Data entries

— begin —

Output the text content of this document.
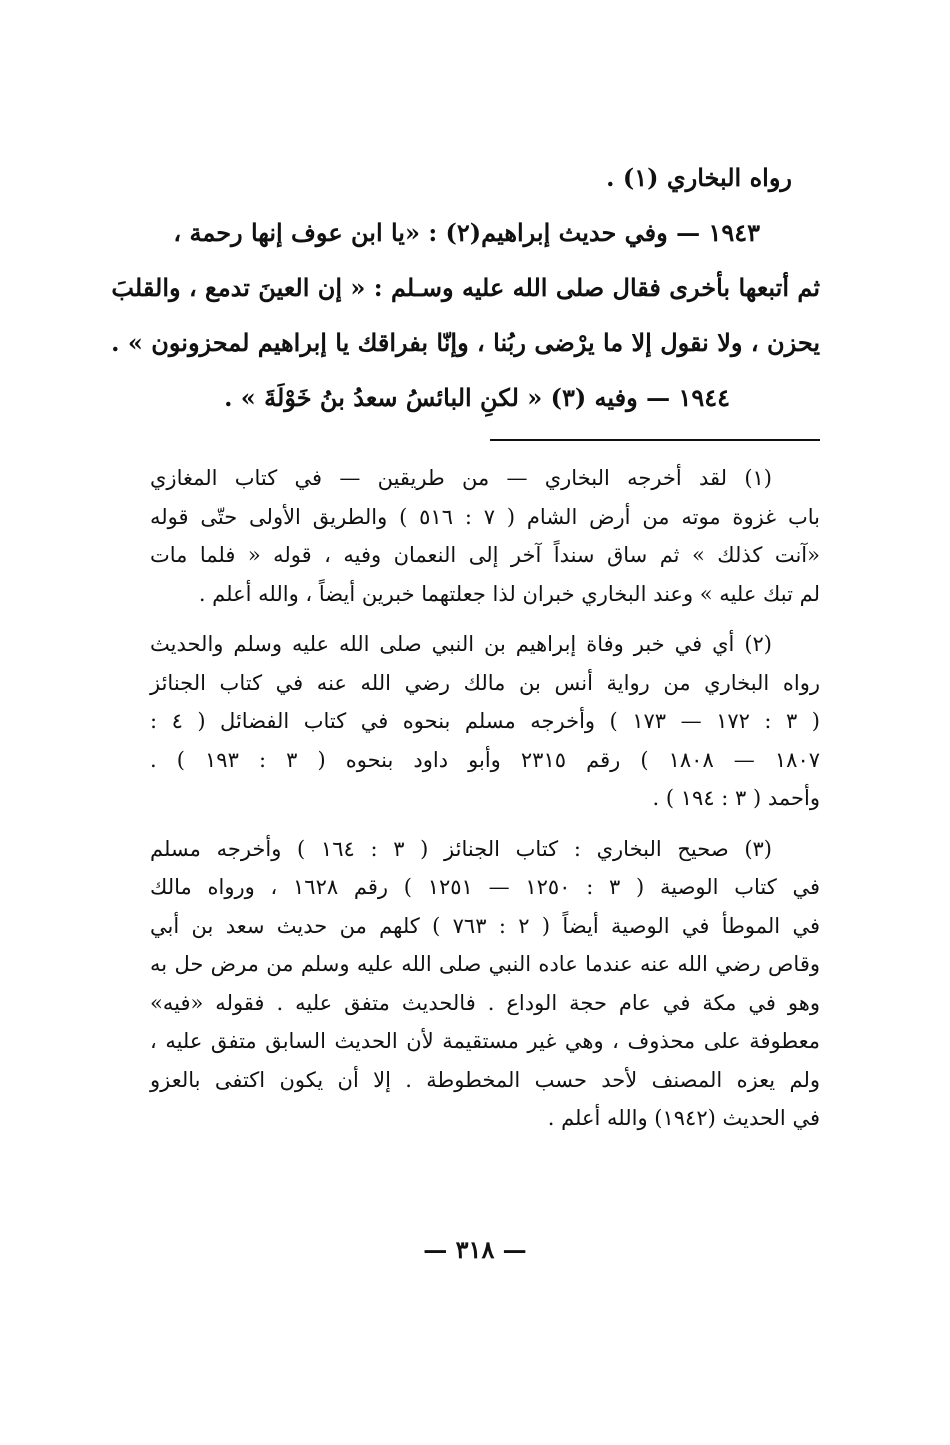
رواه البخاري (١) .
١٩٤٣ — وفي حديث إبراهيم(٢) : «يا ابن عوف إنها رحمة ،
ثم أتبعها بأخرى فقال صلى الله عليه وسـلم : « إن العينَ تدمع ، والقلبَ
يحزن ، ولا نقول إلا ما يرْضى ربُنا ، وإنّا بفراقك يا إبراهيم لمحزونون » .
١٩٤٤ — وفيه (٣) « لكنِ البائسُ سعدُ بنُ خَوْلَةَ » .
(١) لقد أخرجه البخاري — من طريقين — في كتاب المغازي
باب غزوة موته من أرض الشام ( ٧ : ٥١٦ ) والطريق الأولى حتّى قوله
«آنت كذلك » ثم ساق سنداً آخر إلى النعمان وفيه ، قوله « فلما مات
لم تبك عليه » وعند البخاري خبران لذا جعلتهما خبرين أيضاً ، والله أعلم .
(٢) أي في خبر وفاة إبراهيم بن النبي صلى الله عليه وسلم والحديث
رواه البخاري من رواية أنس بن مالك رضي الله عنه في كتاب الجنائز
( ٣ : ١٧٢ — ١٧٣ ) وأخرجه مسلم بنحوه في كتاب الفضائل ( ٤ :
١٨٠٧ — ١٨٠٨ ) رقم ٢٣١٥ وأبو داود بنحوه ( ٣ : ١٩٣ ) .
وأحمد ( ٣ : ١٩٤ ) .
(٣) صحيح البخاري : كتاب الجنائز ( ٣ : ١٦٤ ) وأخرجه مسلم
في كتاب الوصية ( ٣ : ١٢٥٠ — ١٢٥١ ) رقم ١٦٢٨ ، ورواه مالك
في الموطأ في الوصية أيضاً ( ٢ : ٧٦٣ ) كلهم من حديث سعد بن أبي
وقاص رضي الله عنه عندما عاده النبي صلى الله عليه وسلم من مرض حل به
وهو في مكة في عام حجة الوداع . فالحديث متفق عليه . فقوله «فيه»
معطوفة على محذوف ، وهي غير مستقيمة لأن الحديث السابق متفق عليه ،
ولم يعزه المصنف لأحد حسب المخطوطة . إلا أن يكون اكتفى بالعزو
في الحديث (١٩٤٢) والله أعلم .
— ٣١٨ —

— end —

> Request: Reproduce each line holding the word "مالك".

> Finished answer:
رواه البخاري من رواية أنس بن مالك رضي الله عنه في كتاب الجنائز
في كتاب الوصية ( ٣ : ١٢٥٠ — ١٢٥١ ) رقم ١٦٢٨ ، ورواه مالك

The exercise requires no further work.